— What to do —
Below are some records; reproduce every one of them exactly.
═════ Record excerpts
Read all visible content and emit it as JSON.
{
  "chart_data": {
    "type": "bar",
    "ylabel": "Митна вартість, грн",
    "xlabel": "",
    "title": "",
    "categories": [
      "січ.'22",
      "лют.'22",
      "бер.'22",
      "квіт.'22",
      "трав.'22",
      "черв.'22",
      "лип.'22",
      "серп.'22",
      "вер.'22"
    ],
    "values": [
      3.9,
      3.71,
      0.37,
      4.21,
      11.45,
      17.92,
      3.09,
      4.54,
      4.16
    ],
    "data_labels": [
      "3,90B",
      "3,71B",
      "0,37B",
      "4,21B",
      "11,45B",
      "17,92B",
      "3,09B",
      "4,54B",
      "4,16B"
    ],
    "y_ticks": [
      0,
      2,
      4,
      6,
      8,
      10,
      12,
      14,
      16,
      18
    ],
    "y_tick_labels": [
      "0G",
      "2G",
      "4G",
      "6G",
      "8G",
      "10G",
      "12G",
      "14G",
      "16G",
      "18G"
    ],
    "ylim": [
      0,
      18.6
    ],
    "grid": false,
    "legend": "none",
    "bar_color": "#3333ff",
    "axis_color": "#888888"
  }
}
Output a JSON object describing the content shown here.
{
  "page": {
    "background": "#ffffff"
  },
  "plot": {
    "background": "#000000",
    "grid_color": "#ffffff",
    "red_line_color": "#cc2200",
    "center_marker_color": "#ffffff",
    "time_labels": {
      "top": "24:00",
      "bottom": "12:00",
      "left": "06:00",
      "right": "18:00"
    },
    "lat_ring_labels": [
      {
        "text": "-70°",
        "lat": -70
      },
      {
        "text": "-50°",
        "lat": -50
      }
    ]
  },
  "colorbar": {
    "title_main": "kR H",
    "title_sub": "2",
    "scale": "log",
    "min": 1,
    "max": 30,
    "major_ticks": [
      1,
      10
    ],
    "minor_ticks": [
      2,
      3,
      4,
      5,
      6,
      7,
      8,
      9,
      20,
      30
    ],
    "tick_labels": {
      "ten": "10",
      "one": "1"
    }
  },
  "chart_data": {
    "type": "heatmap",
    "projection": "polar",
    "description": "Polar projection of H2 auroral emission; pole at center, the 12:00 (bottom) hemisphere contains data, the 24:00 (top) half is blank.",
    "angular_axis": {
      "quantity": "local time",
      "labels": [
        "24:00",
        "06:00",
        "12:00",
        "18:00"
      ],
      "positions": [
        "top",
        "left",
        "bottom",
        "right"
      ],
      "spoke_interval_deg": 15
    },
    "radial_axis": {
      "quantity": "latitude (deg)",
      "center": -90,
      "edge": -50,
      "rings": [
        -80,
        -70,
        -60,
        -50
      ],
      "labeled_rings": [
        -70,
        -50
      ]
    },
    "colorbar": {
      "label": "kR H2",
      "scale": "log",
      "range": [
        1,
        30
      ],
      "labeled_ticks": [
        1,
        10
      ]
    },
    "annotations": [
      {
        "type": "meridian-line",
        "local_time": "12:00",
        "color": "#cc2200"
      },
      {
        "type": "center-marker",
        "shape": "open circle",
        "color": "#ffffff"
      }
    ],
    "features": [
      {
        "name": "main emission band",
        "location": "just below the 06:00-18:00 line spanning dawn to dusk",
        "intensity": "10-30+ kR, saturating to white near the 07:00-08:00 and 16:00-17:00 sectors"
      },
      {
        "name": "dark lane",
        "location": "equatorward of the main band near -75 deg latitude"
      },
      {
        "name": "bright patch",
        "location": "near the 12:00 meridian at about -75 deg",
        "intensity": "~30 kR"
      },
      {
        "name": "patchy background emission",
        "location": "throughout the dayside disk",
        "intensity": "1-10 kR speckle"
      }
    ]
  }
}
══════════
— Correct output —
Read all visible content and emit it as JSON.
{
  "chart_data": {
    "type": "bar",
    "ylabel": "Митна вартість, грн",
    "xlabel": "",
    "title": "",
    "categories": [
      "січ.'22",
      "лют.'22",
      "бер.'22",
      "квіт.'22",
      "трав.'22",
      "черв.'22",
      "лип.'22",
      "серп.'22",
      "вер.'22"
    ],
    "values": [
      3.9,
      3.71,
      0.37,
      4.21,
      11.45,
      17.92,
      3.09,
      4.54,
      4.16
    ],
    "data_labels": [
      "3,90B",
      "3,71B",
      "0,37B",
      "4,21B",
      "11,45B",
      "17,92B",
      "3,09B",
      "4,54B",
      "4,16B"
    ],
    "y_ticks": [
      0,
      2,
      4,
      6,
      8,
      10,
      12,
      14,
      16,
      18
    ],
    "y_tick_labels": [
      "0G",
      "2G",
      "4G",
      "6G",
      "8G",
      "10G",
      "12G",
      "14G",
      "16G",
      "18G"
    ],
    "ylim": [
      0,
      18.6
    ],
    "grid": false,
    "legend": "none",
    "bar_color": "#3333ff",
    "axis_color": "#888888"
  }
}
Output a JSON object describing the content shown here.
{
  "page": {
    "background": "#ffffff"
  },
  "plot": {
    "background": "#000000",
    "grid_color": "#ffffff",
    "red_line_color": "#cc2200",
    "center_marker_color": "#ffffff",
    "time_labels": {
      "top": "24:00",
      "bottom": "12:00",
      "left": "06:00",
      "right": "18:00"
    },
    "lat_ring_labels": [
      {
        "text": "-70°",
        "lat": -70
      },
      {
        "text": "-50°",
        "lat": -50
      }
    ]
  },
  "colorbar": {
    "title_main": "kR H",
    "title_sub": "2",
    "scale": "log",
    "min": 1,
    "max": 30,
    "major_ticks": [
      1,
      10
    ],
    "minor_ticks": [
      2,
      3,
      4,
      5,
      6,
      7,
      8,
      9,
      20,
      30
    ],
    "tick_labels": {
      "ten": "10",
      "one": "1"
    }
  },
  "chart_data": {
    "type": "heatmap",
    "projection": "polar",
    "description": "Polar projection of H2 auroral emission; pole at center, the 12:00 (bottom) hemisphere contains data, the 24:00 (top) half is blank.",
    "angular_axis": {
      "quantity": "local time",
      "labels": [
        "24:00",
        "06:00",
        "12:00",
        "18:00"
      ],
      "positions": [
        "top",
        "left",
        "bottom",
        "right"
      ],
      "spoke_interval_deg": 15
    },
    "radial_axis": {
      "quantity": "latitude (deg)",
      "center": -90,
      "edge": -50,
      "rings": [
        -80,
        -70,
        -60,
        -50
      ],
      "labeled_rings": [
        -70,
        -50
      ]
    },
    "colorbar": {
      "label": "kR H2",
      "scale": "log",
      "range": [
        1,
        30
      ],
      "labeled_ticks": [
        1,
        10
      ]
    },
    "annotations": [
      {
        "type": "meridian-line",
        "local_time": "12:00",
        "color": "#cc2200"
      },
      {
        "type": "center-marker",
        "shape": "open circle",
        "color": "#ffffff"
      }
    ],
    "features": [
      {
        "name": "main emission band",
        "location": "just below the 06:00-18:00 line spanning dawn to dusk",
        "intensity": "10-30+ kR, saturating to white near the 07:00-08:00 and 16:00-17:00 sectors"
      },
      {
        "name": "dark lane",
        "location": "equatorward of the main band near -75 deg latitude"
      },
      {
        "name": "bright patch",
        "location": "near the 12:00 meridian at about -75 deg",
        "intensity": "~30 kR"
      },
      {
        "name": "patchy background emission",
        "location": "throughout the dayside disk",
        "intensity": "1-10 kR speckle"
      }
    ]
  }
}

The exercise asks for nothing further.